-- Exercise prompt --
Leave out the pictures, and quote exactly the lines running from the one with "OCR this image." through the last line of the entries below.

(Stored data)

▽

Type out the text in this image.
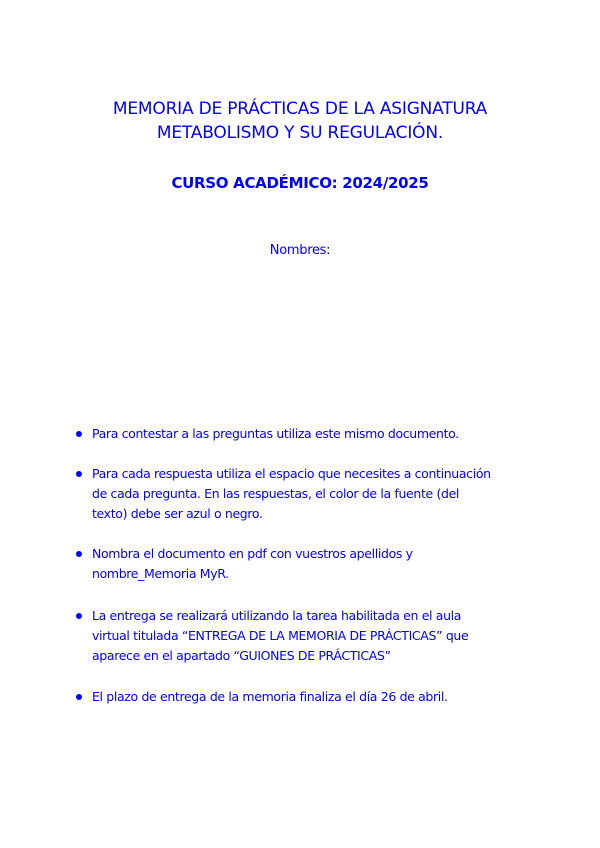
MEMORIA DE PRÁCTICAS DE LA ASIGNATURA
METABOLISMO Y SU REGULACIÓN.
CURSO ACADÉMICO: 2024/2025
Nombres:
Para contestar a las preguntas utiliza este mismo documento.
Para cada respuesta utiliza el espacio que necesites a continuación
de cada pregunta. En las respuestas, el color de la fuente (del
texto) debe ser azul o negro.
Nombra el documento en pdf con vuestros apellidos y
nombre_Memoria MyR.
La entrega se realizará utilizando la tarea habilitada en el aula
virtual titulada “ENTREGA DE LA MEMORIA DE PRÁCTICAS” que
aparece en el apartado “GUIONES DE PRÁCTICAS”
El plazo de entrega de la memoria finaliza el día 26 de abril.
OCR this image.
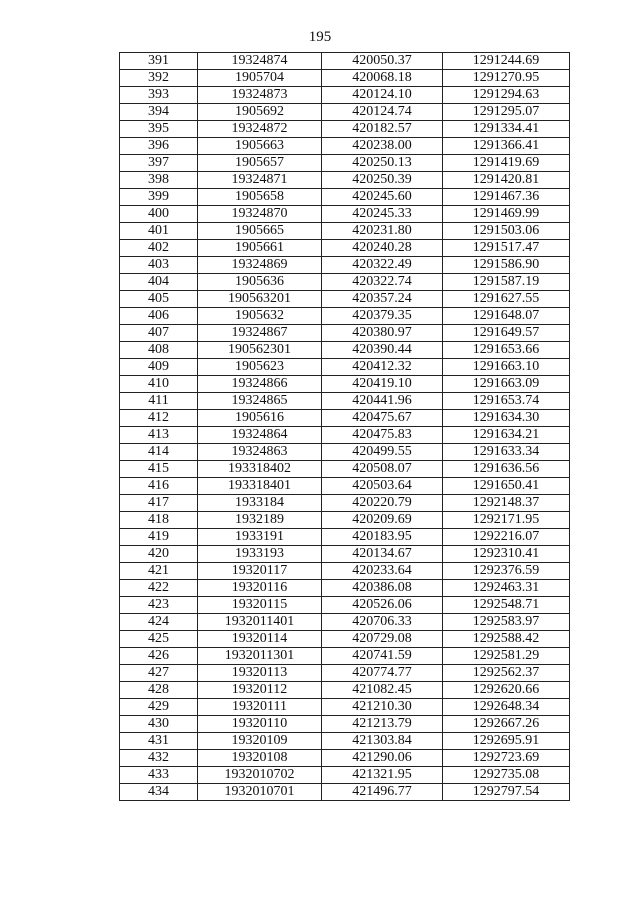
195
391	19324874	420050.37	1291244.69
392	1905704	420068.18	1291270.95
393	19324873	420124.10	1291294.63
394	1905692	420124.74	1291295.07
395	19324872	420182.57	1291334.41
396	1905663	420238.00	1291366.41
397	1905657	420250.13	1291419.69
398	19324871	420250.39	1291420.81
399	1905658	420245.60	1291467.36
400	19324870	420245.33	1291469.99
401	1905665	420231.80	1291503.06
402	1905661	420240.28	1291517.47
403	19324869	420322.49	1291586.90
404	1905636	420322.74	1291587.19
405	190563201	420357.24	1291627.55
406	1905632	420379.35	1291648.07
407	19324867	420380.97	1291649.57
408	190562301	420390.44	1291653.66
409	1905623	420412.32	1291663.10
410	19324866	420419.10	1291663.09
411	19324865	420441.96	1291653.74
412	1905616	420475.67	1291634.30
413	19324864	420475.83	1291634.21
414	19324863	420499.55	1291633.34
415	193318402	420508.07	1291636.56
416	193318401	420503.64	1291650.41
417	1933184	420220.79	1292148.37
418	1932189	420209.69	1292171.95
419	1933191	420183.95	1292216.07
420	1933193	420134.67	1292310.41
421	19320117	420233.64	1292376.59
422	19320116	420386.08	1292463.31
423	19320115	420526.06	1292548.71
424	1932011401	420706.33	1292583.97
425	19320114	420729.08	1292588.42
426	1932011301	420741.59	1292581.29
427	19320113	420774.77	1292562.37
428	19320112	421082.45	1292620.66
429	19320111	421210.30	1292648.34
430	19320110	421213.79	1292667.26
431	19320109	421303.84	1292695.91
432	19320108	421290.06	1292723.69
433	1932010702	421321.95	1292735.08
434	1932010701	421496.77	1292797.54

△

-- Written reply --
OCR this image.
195
391	19324874	420050.37	1291244.69
392	1905704	420068.18	1291270.95
393	19324873	420124.10	1291294.63
394	1905692	420124.74	1291295.07
395	19324872	420182.57	1291334.41
396	1905663	420238.00	1291366.41
397	1905657	420250.13	1291419.69
398	19324871	420250.39	1291420.81
399	1905658	420245.60	1291467.36
400	19324870	420245.33	1291469.99
401	1905665	420231.80	1291503.06
402	1905661	420240.28	1291517.47
403	19324869	420322.49	1291586.90
404	1905636	420322.74	1291587.19
405	190563201	420357.24	1291627.55
406	1905632	420379.35	1291648.07
407	19324867	420380.97	1291649.57
408	190562301	420390.44	1291653.66
409	1905623	420412.32	1291663.10
410	19324866	420419.10	1291663.09
411	19324865	420441.96	1291653.74
412	1905616	420475.67	1291634.30
413	19324864	420475.83	1291634.21
414	19324863	420499.55	1291633.34
415	193318402	420508.07	1291636.56
416	193318401	420503.64	1291650.41
417	1933184	420220.79	1292148.37
418	1932189	420209.69	1292171.95
419	1933191	420183.95	1292216.07
420	1933193	420134.67	1292310.41
421	19320117	420233.64	1292376.59
422	19320116	420386.08	1292463.31
423	19320115	420526.06	1292548.71
424	1932011401	420706.33	1292583.97
425	19320114	420729.08	1292588.42
426	1932011301	420741.59	1292581.29
427	19320113	420774.77	1292562.37
428	19320112	421082.45	1292620.66
429	19320111	421210.30	1292648.34
430	19320110	421213.79	1292667.26
431	19320109	421303.84	1292695.91
432	19320108	421290.06	1292723.69
433	1932010702	421321.95	1292735.08
434	1932010701	421496.77	1292797.54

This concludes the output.